### DIRECTION
Print the rows exactly, starting at the first row and ending at the line that contains "list-item[interactable]: [0, 441, 500, 503]", with both of those lines included.

### SUPPLIED MATERIAL
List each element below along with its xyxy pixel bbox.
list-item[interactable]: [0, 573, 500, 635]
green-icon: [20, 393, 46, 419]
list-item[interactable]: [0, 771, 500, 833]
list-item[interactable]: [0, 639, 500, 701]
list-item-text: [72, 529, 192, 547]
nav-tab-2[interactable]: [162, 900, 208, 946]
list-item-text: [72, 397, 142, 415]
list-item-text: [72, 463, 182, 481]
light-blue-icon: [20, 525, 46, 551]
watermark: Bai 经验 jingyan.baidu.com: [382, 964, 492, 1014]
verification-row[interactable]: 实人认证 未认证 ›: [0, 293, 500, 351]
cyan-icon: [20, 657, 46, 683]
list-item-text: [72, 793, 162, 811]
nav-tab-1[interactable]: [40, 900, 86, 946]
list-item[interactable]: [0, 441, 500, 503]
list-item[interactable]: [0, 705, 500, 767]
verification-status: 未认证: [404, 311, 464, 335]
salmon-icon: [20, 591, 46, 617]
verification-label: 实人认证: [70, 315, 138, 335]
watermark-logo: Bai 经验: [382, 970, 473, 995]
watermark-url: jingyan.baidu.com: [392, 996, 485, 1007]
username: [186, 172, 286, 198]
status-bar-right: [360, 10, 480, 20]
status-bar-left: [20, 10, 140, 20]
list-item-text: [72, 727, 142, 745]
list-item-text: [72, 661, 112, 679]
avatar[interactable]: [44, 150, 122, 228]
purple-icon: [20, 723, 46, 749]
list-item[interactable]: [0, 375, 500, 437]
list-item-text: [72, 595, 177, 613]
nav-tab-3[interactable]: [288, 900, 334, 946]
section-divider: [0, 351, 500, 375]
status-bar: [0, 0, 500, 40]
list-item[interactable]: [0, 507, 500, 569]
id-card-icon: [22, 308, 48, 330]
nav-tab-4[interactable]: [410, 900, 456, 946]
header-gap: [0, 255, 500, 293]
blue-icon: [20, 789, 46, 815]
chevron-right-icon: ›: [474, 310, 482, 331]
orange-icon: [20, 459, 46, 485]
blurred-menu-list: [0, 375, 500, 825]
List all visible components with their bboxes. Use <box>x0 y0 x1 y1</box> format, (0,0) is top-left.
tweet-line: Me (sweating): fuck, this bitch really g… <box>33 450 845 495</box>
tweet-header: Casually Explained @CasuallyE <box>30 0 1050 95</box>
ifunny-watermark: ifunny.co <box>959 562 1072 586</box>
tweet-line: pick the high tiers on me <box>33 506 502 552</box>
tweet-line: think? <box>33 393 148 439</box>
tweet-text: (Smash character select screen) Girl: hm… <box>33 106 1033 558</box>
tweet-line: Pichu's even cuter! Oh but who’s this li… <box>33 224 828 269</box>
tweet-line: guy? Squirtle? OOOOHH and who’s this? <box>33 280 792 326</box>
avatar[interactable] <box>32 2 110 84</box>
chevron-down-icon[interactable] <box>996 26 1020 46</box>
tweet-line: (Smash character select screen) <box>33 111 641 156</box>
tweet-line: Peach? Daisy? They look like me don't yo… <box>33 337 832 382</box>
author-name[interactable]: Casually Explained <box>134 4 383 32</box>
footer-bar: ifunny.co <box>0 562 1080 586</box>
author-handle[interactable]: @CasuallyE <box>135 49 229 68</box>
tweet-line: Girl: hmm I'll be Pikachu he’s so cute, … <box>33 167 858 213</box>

### ANSWER TO THIS TASK
List each element below along with its xyxy pixel bbox.
list-item[interactable]: [0, 573, 500, 635]
green-icon: [20, 393, 46, 419]
list-item[interactable]: [0, 771, 500, 833]
list-item[interactable]: [0, 639, 500, 701]
list-item-text: [72, 529, 192, 547]
nav-tab-2[interactable]: [162, 900, 208, 946]
list-item-text: [72, 397, 142, 415]
list-item-text: [72, 463, 182, 481]
light-blue-icon: [20, 525, 46, 551]
watermark: Bai 经验 jingyan.baidu.com: [382, 964, 492, 1014]
verification-row[interactable]: 实人认证 未认证 ›: [0, 293, 500, 351]
cyan-icon: [20, 657, 46, 683]
list-item-text: [72, 793, 162, 811]
nav-tab-1[interactable]: [40, 900, 86, 946]
list-item[interactable]: [0, 441, 500, 503]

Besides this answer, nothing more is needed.